### INSTRUÇÃO DADA
No texto sobre o sentido da vida, que frase de Luther King aparece citada?
=== TEXTO PARA LEITURA ===
O tempo do existir é sempre agora, é sempre hoje. É sonho carregado de projetos de vida. Nossos pais sabem quando começamos a dar os indícios ao “por quê?” e ao “para quê?” chegamos nesse mundo. Com eles, ensinamos e aprendemos. Aprendemos que agradecer é importante, que amar é sublime, que sorrir é vital, que apoiar, cooperar, respeitar e ajudar é fundamental nessa forma de vivermos nossa humanidade.
Na coexistência, podemos fazer da vida uma nova possibilidade. Torná-la esperançada como a fez Madre Tereza de Calcutá. Transformá-la. Ampliamos o horizonte do viver, descortinando a imensidão enxergada por Luther King que bravamente disse para si e para tantos outros “I have a dream”. Dizer do sonho e torná-lo concreto é ver o quanto a vida é imensa, o quanto ela pode ser mais e melhor. Ser mais digna e melhor vivida, ser mais instigante e melhor compreendida. Ser simplesmente, mais!
Ao buscar esse ser mais, podemos nos questionar: será que a vida é um lugar? É uma flor? Podemos e devemos continuar questionando para que novas perguntas continuem aparecendo e nos levando para frente, sem ter que nos calarmos com as respostas. Sem termos que silenciar nossas aptidões, nossas habilidades, nossas angústias, nosso ser e existir no mundo. Mundo em que a vida não pode ser concebida como mercadoria, produto, e objeto. Uma verdade incontestável. A vida não se vende, não se compra, se vive. Se vive de forma simples, coerente, prudente. Se vive na partilha, na ajuda, no encontro com o outro que também é vida.  A vida pode ser imensa, pode ser sonho, pode ser esperança, pode ser possível em cada lugar-mundo, em cada espaço onde houver existência e onde as pessoas sonham com o existir-possível.
Possível como as curvas que encontramos ao longo do caminhar e que nos fazem mudar de direção, nos fazem ver pela lente do passado que somos todos responsáveis nessa construção do modo de vivermos como humanos. Elas têm o brilho do nosso modo de ser. São tão importantes quanto os meandros de um rio que conectam um percurso ao outro de modo que uma margem pode ver a outra, uma realidade pode se deparar com a outra. Nossos pais nos fazem ver curvas, ver lados, ver margens, ver o que muitas vezes não víamos. Ver que a vida é ter coração igual ao de Gandhi!
Quantas vezes o coração bateu forte com nossas conquistas? Quantas vezes nos emocionamos com um simples obrigado pela vida; quantas vezes sentimos que já não éramos apenas filhos, mas pessoas singulares, com identidades próprias, únicas convivendo e trocando experiências com o mundo? Todos continuam em nós, mesmo indo a outras direções e essa é uma linda dinâmica da existência. É sua contradição, seu devir, sua possibilidade.
=== MATERIAL FORNECIDO ===
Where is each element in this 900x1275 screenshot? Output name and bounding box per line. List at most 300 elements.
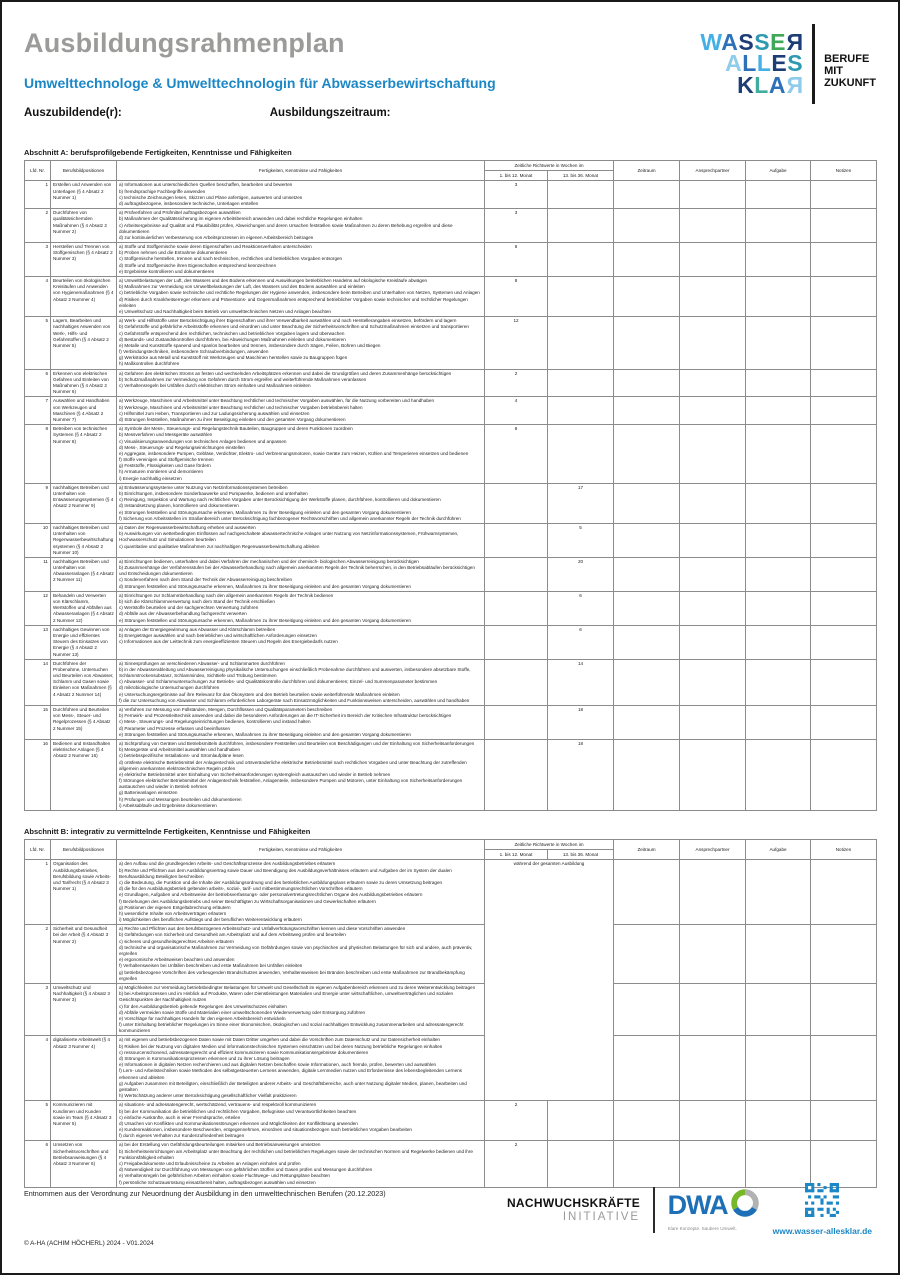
===
### SOLUÇÃO DA TAREFA
“I have a dream”.